Data provided:

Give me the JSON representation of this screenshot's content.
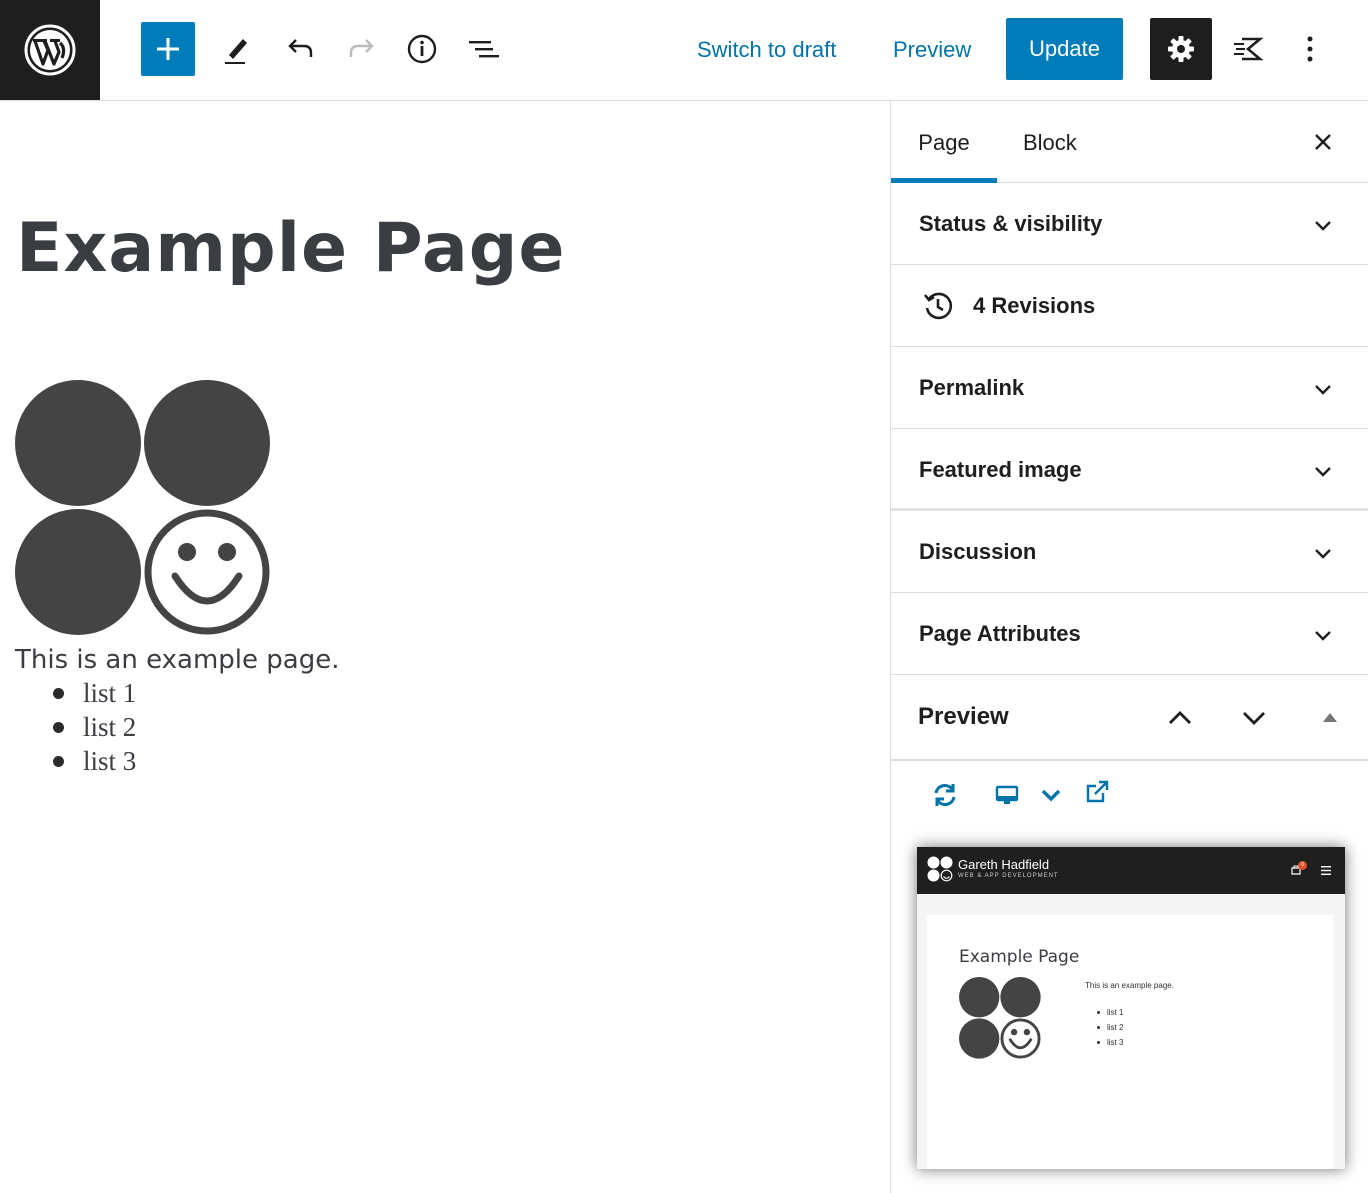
{
  "toolbar": {
    "switch_to_draft": "Switch to draft",
    "preview": "Preview",
    "update": "Update"
  },
  "editor": {
    "title": "Example Page",
    "paragraph": "This is an example page.",
    "list": [
      "list 1",
      "list 2",
      "list 3"
    ]
  },
  "sidebar": {
    "tabs": {
      "page": "Page",
      "block": "Block"
    },
    "panels": {
      "status": "Status & visibility",
      "revisions": "4 Revisions",
      "permalink": "Permalink",
      "featured_image": "Featured image",
      "discussion": "Discussion",
      "page_attributes": "Page Attributes"
    },
    "preview": {
      "label": "Preview",
      "site_name": "Gareth Hadfield",
      "site_tagline": "WEB & APP DEVELOPMENT",
      "cart_count": "0",
      "page_title": "Example Page",
      "paragraph": "This is an example page.",
      "list": [
        "list 1",
        "list 2",
        "list 3"
      ]
    }
  },
  "colors": {
    "accent": "#007cba",
    "dark": "#1e1e1e",
    "logo_gray": "#444444"
  }
}
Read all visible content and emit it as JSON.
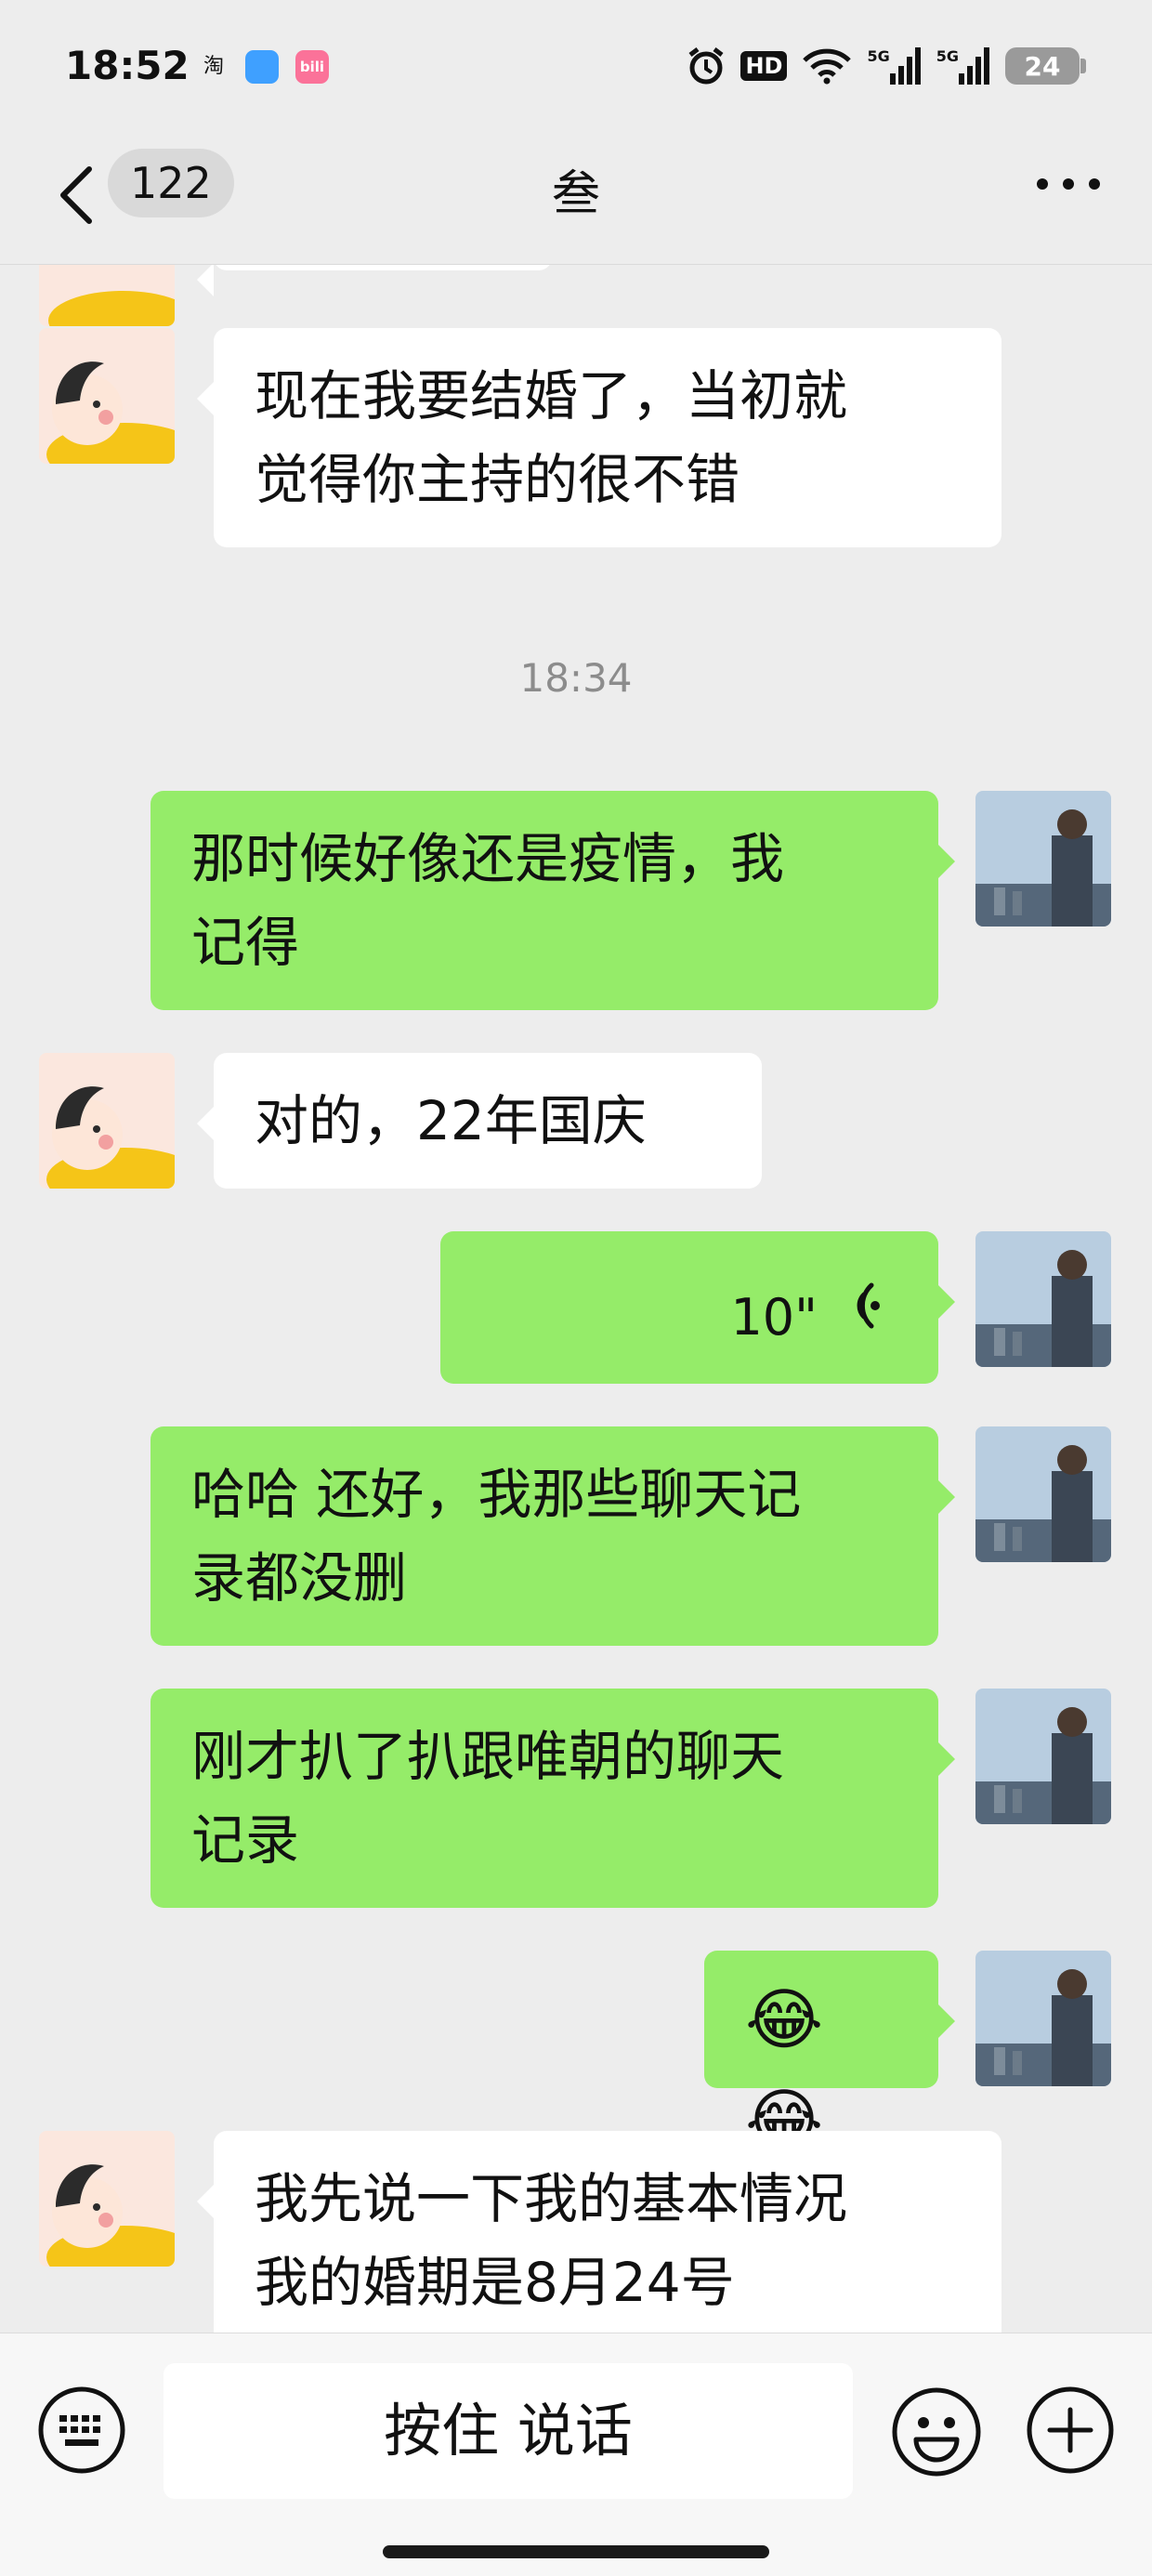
{
  "status_bar": {
    "time": "18:52",
    "apps": [
      "淘",
      "",
      "bili"
    ],
    "hd_label": "HD",
    "signal1": "5G",
    "signal2": "5G",
    "battery": "24"
  },
  "header": {
    "unread_count": "122",
    "title": "叁",
    "back_icon": "chevron-left-icon",
    "more_icon": "more-dots-icon"
  },
  "messages": {
    "m0_partial": "",
    "m1": "现在我要结婚了，当初就\n觉得你主持的很不错",
    "timestamp": "18:34",
    "m2": "那时候好像还是疫情，我\n记得",
    "m3": "对的，22年国庆",
    "m4_voice_duration": "10\"",
    "m5": "哈哈 还好，我那些聊天记\n录都没删",
    "m6": "刚才扒了扒跟唯朝的聊天\n记录",
    "m7_emoji": "😂😂",
    "m8": "我先说一下我的基本情况\n我的婚期是8月24号"
  },
  "input_bar": {
    "talk_label": "按住 说话",
    "keyboard_icon": "keyboard-icon",
    "emoji_icon": "smiley-icon",
    "plus_icon": "plus-circle-icon"
  },
  "colors": {
    "background": "#ededed",
    "outgoing_bubble": "#95ec69",
    "incoming_bubble": "#ffffff",
    "timestamp": "#8c8c8c"
  }
}
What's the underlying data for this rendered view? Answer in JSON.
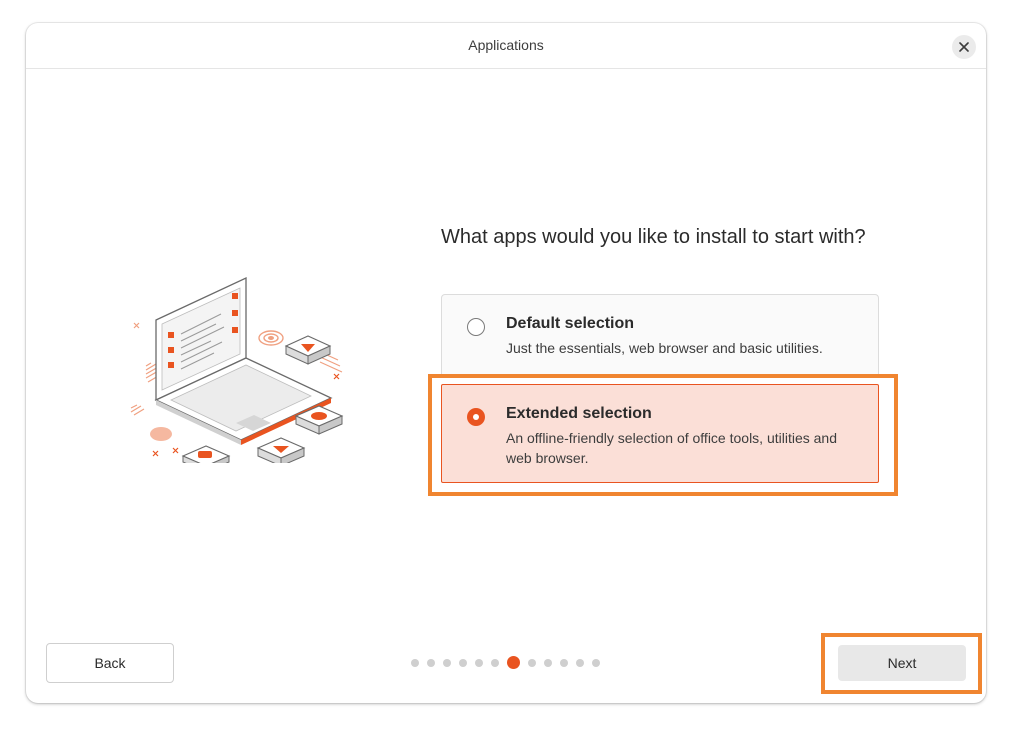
{
  "window": {
    "title": "Applications"
  },
  "page": {
    "question": "What apps would you like to install to start with?"
  },
  "options": [
    {
      "title": "Default selection",
      "description": "Just the essentials, web browser and basic utilities.",
      "selected": false
    },
    {
      "title": "Extended selection",
      "description": "An offline-friendly selection of office tools, utilities and web browser.",
      "selected": true
    }
  ],
  "footer": {
    "back_label": "Back",
    "next_label": "Next",
    "steps_total": 12,
    "current_step": 7
  },
  "colors": {
    "accent": "#e95420",
    "selected_bg": "#fbdfd7",
    "highlight": "#f08530"
  },
  "icons": {
    "close": "close-icon",
    "illustration": "laptop-apps-illustration"
  }
}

Task requirements: Transcribe the material as is, with images omitted.

Worked solution:
Give me the JSON representation of this screenshot's content.
{
  "toolbar": {
    "switch_to_draft": "Switch to draft",
    "preview": "Preview",
    "update": "Update"
  },
  "editor": {
    "title": "Example Page",
    "paragraph": "This is an example page.",
    "list": [
      "list 1",
      "list 2",
      "list 3"
    ]
  },
  "sidebar": {
    "tabs": {
      "page": "Page",
      "block": "Block"
    },
    "panels": {
      "status": "Status & visibility",
      "revisions": "4 Revisions",
      "permalink": "Permalink",
      "featured_image": "Featured image",
      "discussion": "Discussion",
      "page_attributes": "Page Attributes"
    },
    "preview": {
      "label": "Preview",
      "site_name": "Gareth Hadfield",
      "site_tagline": "WEB & APP DEVELOPMENT",
      "cart_count": "0",
      "page_title": "Example Page",
      "paragraph": "This is an example page.",
      "list": [
        "list 1",
        "list 2",
        "list 3"
      ]
    }
  },
  "colors": {
    "accent": "#007cba",
    "dark": "#1e1e1e",
    "logo_gray": "#444444"
  }
}
Read all visible content and emit it as JSON.
{
  "status_bar": {
    "time": "18:52",
    "apps": [
      "淘",
      "",
      "bili"
    ],
    "hd_label": "HD",
    "signal1": "5G",
    "signal2": "5G",
    "battery": "24"
  },
  "header": {
    "unread_count": "122",
    "title": "叁",
    "back_icon": "chevron-left-icon",
    "more_icon": "more-dots-icon"
  },
  "messages": {
    "m0_partial": "",
    "m1": "现在我要结婚了，当初就\n觉得你主持的很不错",
    "timestamp": "18:34",
    "m2": "那时候好像还是疫情，我\n记得",
    "m3": "对的，22年国庆",
    "m4_voice_duration": "10\"",
    "m5": "哈哈 还好，我那些聊天记\n录都没删",
    "m6": "刚才扒了扒跟唯朝的聊天\n记录",
    "m7_emoji": "😂😂",
    "m8": "我先说一下我的基本情况\n我的婚期是8月24号"
  },
  "input_bar": {
    "talk_label": "按住 说话",
    "keyboard_icon": "keyboard-icon",
    "emoji_icon": "smiley-icon",
    "plus_icon": "plus-circle-icon"
  },
  "colors": {
    "background": "#ededed",
    "outgoing_bubble": "#95ec69",
    "incoming_bubble": "#ffffff",
    "timestamp": "#8c8c8c"
  }
}
What's the underlying data for this rendered view? Answer in JSON.
{
  "window": {
    "title": "Applications"
  },
  "page": {
    "question": "What apps would you like to install to start with?"
  },
  "options": [
    {
      "title": "Default selection",
      "description": "Just the essentials, web browser and basic utilities.",
      "selected": false
    },
    {
      "title": "Extended selection",
      "description": "An offline-friendly selection of office tools, utilities and web browser.",
      "selected": true
    }
  ],
  "footer": {
    "back_label": "Back",
    "next_label": "Next",
    "steps_total": 12,
    "current_step": 7
  },
  "colors": {
    "accent": "#e95420",
    "selected_bg": "#fbdfd7",
    "highlight": "#f08530"
  },
  "icons": {
    "close": "close-icon",
    "illustration": "laptop-apps-illustration"
  }
}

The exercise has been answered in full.